Start MATERIAL
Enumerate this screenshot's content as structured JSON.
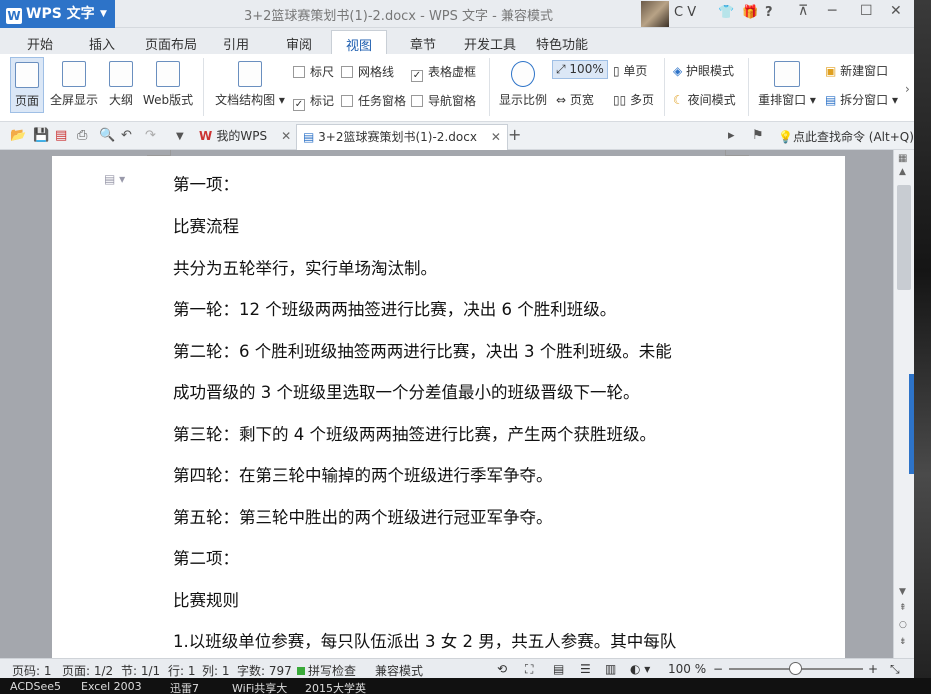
{
  "titlebar": {
    "app_button": "WPS 文字",
    "doc_title": "3+2篮球赛策划书(1)-2.docx - WPS 文字 - 兼容模式",
    "user_label": "C V"
  },
  "ribbon_tabs": [
    "开始",
    "插入",
    "页面布局",
    "引用",
    "审阅",
    "视图",
    "章节",
    "开发工具",
    "特色功能"
  ],
  "active_tab": "视图",
  "ribbon": {
    "page_view": "页面",
    "fullscreen": "全屏显示",
    "outline": "大纲",
    "web_view": "Web版式",
    "doc_structure": "文档结构图",
    "ruler": "标尺",
    "gridlines": "网格线",
    "table_gridlines": "表格虚框",
    "marks": "标记",
    "task_pane": "任务窗格",
    "nav_pane": "导航窗格",
    "zoom_label": "显示比例",
    "zoom_100": "100%",
    "page_width": "页宽",
    "one_page": "单页",
    "multi_page": "多页",
    "eye_mode": "护眼模式",
    "night_mode": "夜间模式",
    "arrange": "重排窗口",
    "new_window": "新建窗口",
    "split_window": "拆分窗口"
  },
  "checkboxes": {
    "ruler": false,
    "gridlines": false,
    "table_gridlines": true,
    "marks": true,
    "task_pane": false,
    "nav_pane": false
  },
  "doc_tabs": [
    {
      "label": "我的WPS"
    },
    {
      "label": "3+2篮球赛策划书(1)-2.docx"
    }
  ],
  "search_hint": "点此查找命令 (Alt+Q)",
  "document": {
    "paragraphs": [
      "第一项：",
      "比赛流程",
      "共分为五轮举行，实行单场淘汰制。",
      "第一轮：12 个班级两两抽签进行比赛，决出 6 个胜利班级。",
      "第二轮：6 个胜利班级抽签两两进行比赛，决出 3 个胜利班级。未能",
      "成功晋级的 3 个班级里选取一个分差值最小的班级晋级下一轮。",
      "第三轮：剩下的 4 个班级两两抽签进行比赛，产生两个获胜班级。",
      "第四轮：在第三轮中输掉的两个班级进行季军争夺。",
      "第五轮：第三轮中胜出的两个班级进行冠亚军争夺。",
      "第二项：",
      "比赛规则",
      "1.以班级单位参赛，每只队伍派出 3 女 2 男，共五人参赛。其中每队"
    ]
  },
  "statusbar": {
    "page_no": "页码: 1",
    "page": "页面: 1/2",
    "section": "节: 1/1",
    "row": "行: 1",
    "col": "列: 1",
    "word_count": "字数: 797",
    "spell_check": "拼写检查",
    "compat_mode": "兼容模式",
    "zoom": "100 %",
    "zoom_level": 0.5
  },
  "taskbar": [
    "ACDSee5",
    "Excel 2003",
    "迅雷7",
    "WiFi共享大",
    "2015大学英"
  ]
}
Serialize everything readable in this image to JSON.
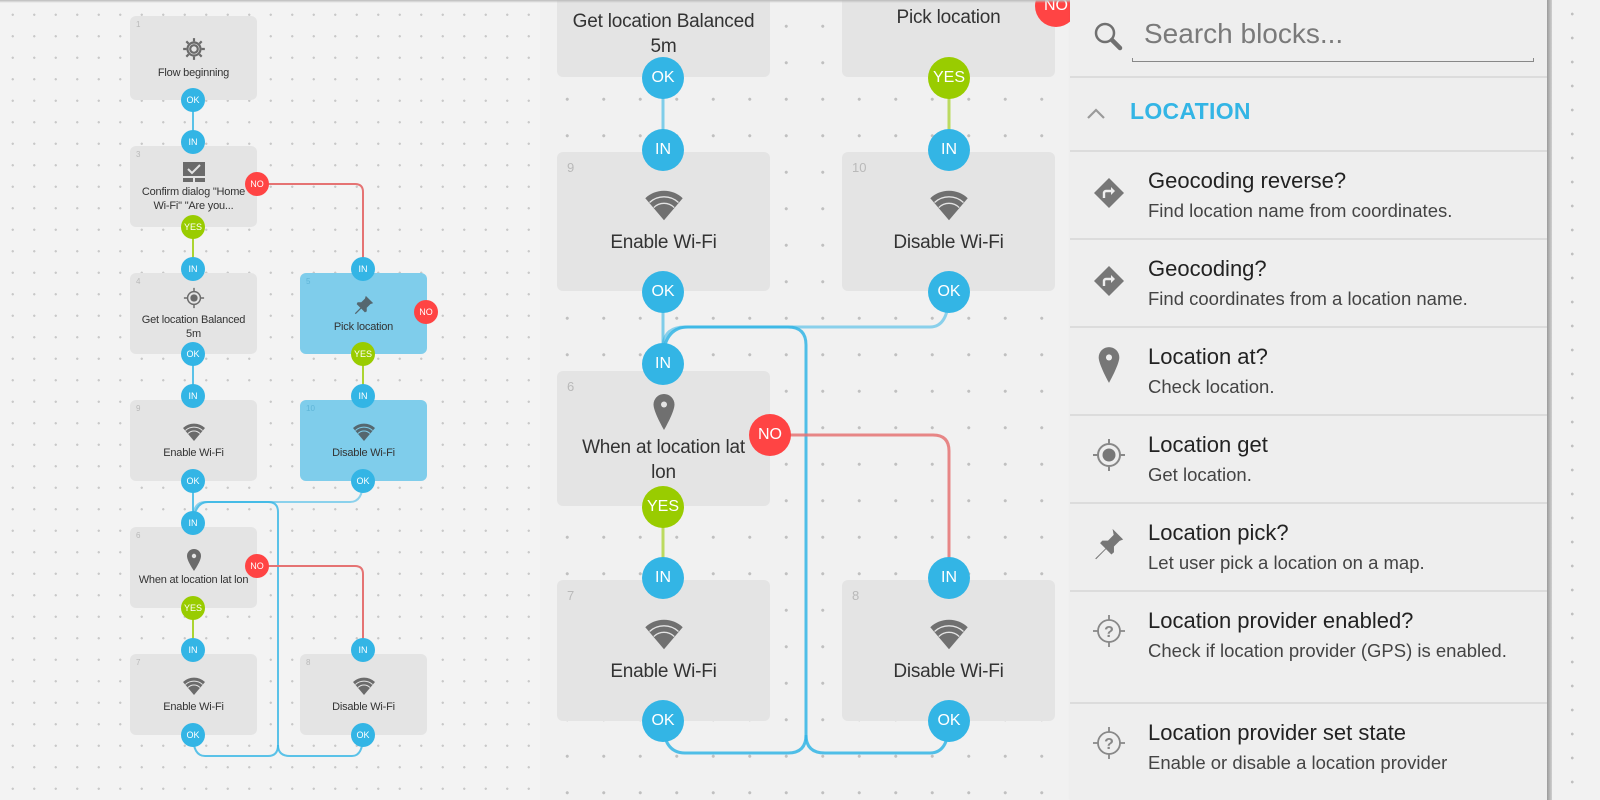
{
  "colors": {
    "accent": "#33b5e5",
    "port_in_ok": "#33b5e5",
    "port_yes": "#99cc00",
    "port_no": "#ff4444",
    "wire_ok": "#33b5e5",
    "wire_yes": "#99cc00",
    "wire_no": "#e57373",
    "block_bg": "#e4e4e4",
    "block_selected_bg": "#7fcdeb"
  },
  "ports": {
    "in": "IN",
    "ok": "OK",
    "yes": "YES",
    "no": "NO"
  },
  "overview": {
    "blocks": [
      {
        "id": "1",
        "label": "Flow beginning",
        "icon": "gear-icon",
        "selected": false
      },
      {
        "id": "3",
        "label": "Confirm dialog \"Home Wi-Fi\" \"Are you...",
        "icon": "dialog-check-icon",
        "selected": false
      },
      {
        "id": "4",
        "label": "Get location Balanced 5m",
        "icon": "crosshair-icon",
        "selected": false
      },
      {
        "id": "5",
        "label": "Pick location",
        "icon": "pushpin-icon",
        "selected": true
      },
      {
        "id": "9",
        "label": "Enable Wi-Fi",
        "icon": "wifi-icon",
        "selected": false
      },
      {
        "id": "10",
        "label": "Disable Wi-Fi",
        "icon": "wifi-icon",
        "selected": true
      },
      {
        "id": "6",
        "label": "When at location lat lon",
        "icon": "map-pin-icon",
        "selected": false
      },
      {
        "id": "7",
        "label": "Enable Wi-Fi",
        "icon": "wifi-icon",
        "selected": false
      },
      {
        "id": "8",
        "label": "Disable Wi-Fi",
        "icon": "wifi-icon",
        "selected": false
      }
    ]
  },
  "zoomed": {
    "blocks": [
      {
        "id": "4",
        "label": "Get location Balanced 5m"
      },
      {
        "id": "5",
        "label": "Pick location"
      },
      {
        "id": "9",
        "label": "Enable Wi-Fi"
      },
      {
        "id": "10",
        "label": "Disable Wi-Fi"
      },
      {
        "id": "6",
        "label": "When at location lat lon"
      },
      {
        "id": "7",
        "label": "Enable Wi-Fi"
      },
      {
        "id": "8",
        "label": "Disable Wi-Fi"
      }
    ]
  },
  "sidebar": {
    "search_placeholder": "Search blocks...",
    "category": "LOCATION",
    "items": [
      {
        "title": "Geocoding reverse?",
        "desc": "Find location name from coordinates.",
        "icon": "directions-diamond-icon"
      },
      {
        "title": "Geocoding?",
        "desc": "Find coordinates from a location name.",
        "icon": "directions-diamond-icon"
      },
      {
        "title": "Location at?",
        "desc": "Check location.",
        "icon": "map-pin-icon"
      },
      {
        "title": "Location get",
        "desc": "Get location.",
        "icon": "crosshair-icon"
      },
      {
        "title": "Location pick?",
        "desc": "Let user pick a location on a map.",
        "icon": "pushpin-icon"
      },
      {
        "title": "Location provider enabled?",
        "desc": "Check if location provider (GPS) is enabled.",
        "icon": "crosshair-question-icon"
      },
      {
        "title": "Location provider set state",
        "desc": "Enable or disable a location provider",
        "icon": "crosshair-question-icon"
      }
    ]
  }
}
End MATERIAL
• **AIM OF THE EXERCISE**
Your task is an exact transcription of all the data, minus the pictures.

• **PROBLEM SOLUTION**
Enumerate this screenshot's content as structured JSON.
{
  "titlebar": {
    "app_button": "WPS 文字",
    "doc_title": "3+2篮球赛策划书(1)-2.docx - WPS 文字 - 兼容模式",
    "user_label": "C V"
  },
  "ribbon_tabs": [
    "开始",
    "插入",
    "页面布局",
    "引用",
    "审阅",
    "视图",
    "章节",
    "开发工具",
    "特色功能"
  ],
  "active_tab": "视图",
  "ribbon": {
    "page_view": "页面",
    "fullscreen": "全屏显示",
    "outline": "大纲",
    "web_view": "Web版式",
    "doc_structure": "文档结构图",
    "ruler": "标尺",
    "gridlines": "网格线",
    "table_gridlines": "表格虚框",
    "marks": "标记",
    "task_pane": "任务窗格",
    "nav_pane": "导航窗格",
    "zoom_label": "显示比例",
    "zoom_100": "100%",
    "page_width": "页宽",
    "one_page": "单页",
    "multi_page": "多页",
    "eye_mode": "护眼模式",
    "night_mode": "夜间模式",
    "arrange": "重排窗口",
    "new_window": "新建窗口",
    "split_window": "拆分窗口"
  },
  "checkboxes": {
    "ruler": false,
    "gridlines": false,
    "table_gridlines": true,
    "marks": true,
    "task_pane": false,
    "nav_pane": false
  },
  "doc_tabs": [
    {
      "label": "我的WPS"
    },
    {
      "label": "3+2篮球赛策划书(1)-2.docx"
    }
  ],
  "search_hint": "点此查找命令 (Alt+Q)",
  "document": {
    "paragraphs": [
      "第一项：",
      "比赛流程",
      "共分为五轮举行，实行单场淘汰制。",
      "第一轮：12 个班级两两抽签进行比赛，决出 6 个胜利班级。",
      "第二轮：6 个胜利班级抽签两两进行比赛，决出 3 个胜利班级。未能",
      "成功晋级的 3 个班级里选取一个分差值最小的班级晋级下一轮。",
      "第三轮：剩下的 4 个班级两两抽签进行比赛，产生两个获胜班级。",
      "第四轮：在第三轮中输掉的两个班级进行季军争夺。",
      "第五轮：第三轮中胜出的两个班级进行冠亚军争夺。",
      "第二项：",
      "比赛规则",
      "1.以班级单位参赛，每只队伍派出 3 女 2 男，共五人参赛。其中每队"
    ]
  },
  "statusbar": {
    "page_no": "页码: 1",
    "page": "页面: 1/2",
    "section": "节: 1/1",
    "row": "行: 1",
    "col": "列: 1",
    "word_count": "字数: 797",
    "spell_check": "拼写检查",
    "compat_mode": "兼容模式",
    "zoom": "100 %",
    "zoom_level": 0.5
  },
  "taskbar": [
    "ACDSee5",
    "Excel 2003",
    "迅雷7",
    "WiFi共享大",
    "2015大学英"
  ]
}
Serialize everything readable in this image to JSON.
{
  "colors": {
    "accent": "#33b5e5",
    "port_in_ok": "#33b5e5",
    "port_yes": "#99cc00",
    "port_no": "#ff4444",
    "wire_ok": "#33b5e5",
    "wire_yes": "#99cc00",
    "wire_no": "#e57373",
    "block_bg": "#e4e4e4",
    "block_selected_bg": "#7fcdeb"
  },
  "ports": {
    "in": "IN",
    "ok": "OK",
    "yes": "YES",
    "no": "NO"
  },
  "overview": {
    "blocks": [
      {
        "id": "1",
        "label": "Flow beginning",
        "icon": "gear-icon",
        "selected": false
      },
      {
        "id": "3",
        "label": "Confirm dialog \"Home Wi-Fi\" \"Are you...",
        "icon": "dialog-check-icon",
        "selected": false
      },
      {
        "id": "4",
        "label": "Get location Balanced 5m",
        "icon": "crosshair-icon",
        "selected": false
      },
      {
        "id": "5",
        "label": "Pick location",
        "icon": "pushpin-icon",
        "selected": true
      },
      {
        "id": "9",
        "label": "Enable Wi-Fi",
        "icon": "wifi-icon",
        "selected": false
      },
      {
        "id": "10",
        "label": "Disable Wi-Fi",
        "icon": "wifi-icon",
        "selected": true
      },
      {
        "id": "6",
        "label": "When at location lat lon",
        "icon": "map-pin-icon",
        "selected": false
      },
      {
        "id": "7",
        "label": "Enable Wi-Fi",
        "icon": "wifi-icon",
        "selected": false
      },
      {
        "id": "8",
        "label": "Disable Wi-Fi",
        "icon": "wifi-icon",
        "selected": false
      }
    ]
  },
  "zoomed": {
    "blocks": [
      {
        "id": "4",
        "label": "Get location Balanced 5m"
      },
      {
        "id": "5",
        "label": "Pick location"
      },
      {
        "id": "9",
        "label": "Enable Wi-Fi"
      },
      {
        "id": "10",
        "label": "Disable Wi-Fi"
      },
      {
        "id": "6",
        "label": "When at location lat lon"
      },
      {
        "id": "7",
        "label": "Enable Wi-Fi"
      },
      {
        "id": "8",
        "label": "Disable Wi-Fi"
      }
    ]
  },
  "sidebar": {
    "search_placeholder": "Search blocks...",
    "category": "LOCATION",
    "items": [
      {
        "title": "Geocoding reverse?",
        "desc": "Find location name from coordinates.",
        "icon": "directions-diamond-icon"
      },
      {
        "title": "Geocoding?",
        "desc": "Find coordinates from a location name.",
        "icon": "directions-diamond-icon"
      },
      {
        "title": "Location at?",
        "desc": "Check location.",
        "icon": "map-pin-icon"
      },
      {
        "title": "Location get",
        "desc": "Get location.",
        "icon": "crosshair-icon"
      },
      {
        "title": "Location pick?",
        "desc": "Let user pick a location on a map.",
        "icon": "pushpin-icon"
      },
      {
        "title": "Location provider enabled?",
        "desc": "Check if location provider (GPS) is enabled.",
        "icon": "crosshair-question-icon"
      },
      {
        "title": "Location provider set state",
        "desc": "Enable or disable a location provider",
        "icon": "crosshair-question-icon"
      }
    ]
  }
}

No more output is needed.